##### Records to process #####

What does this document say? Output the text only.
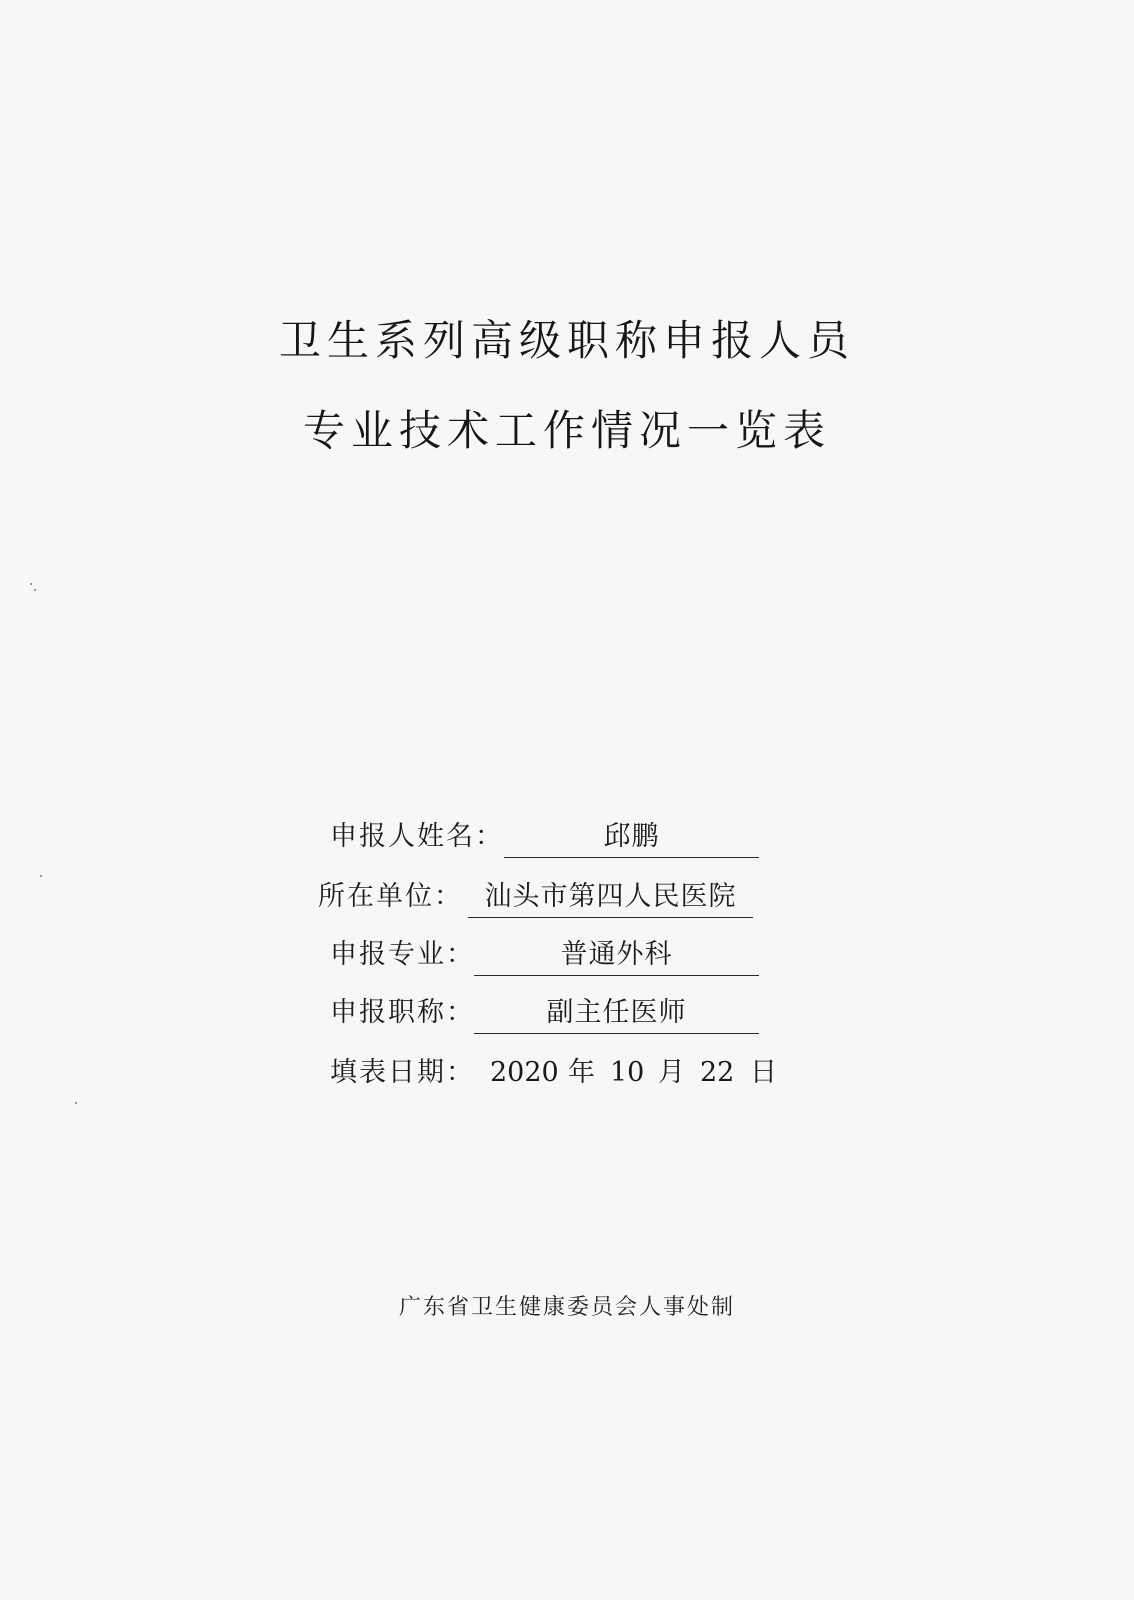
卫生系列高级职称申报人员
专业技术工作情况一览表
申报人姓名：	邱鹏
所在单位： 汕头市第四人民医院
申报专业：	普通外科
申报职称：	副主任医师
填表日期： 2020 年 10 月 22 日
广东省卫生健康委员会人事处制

#####

:: Your goal ::
In this exercise, set down all of the data exactly, without the pictures.

:: Answer to this task ::
What does this document say? Output the text only.
卫生系列高级职称申报人员
专业技术工作情况一览表
申报人姓名：	邱鹏
所在单位： 汕头市第四人民医院
申报专业：	普通外科
申报职称：	副主任医师
填表日期： 2020 年 10 月 22 日
广东省卫生健康委员会人事处制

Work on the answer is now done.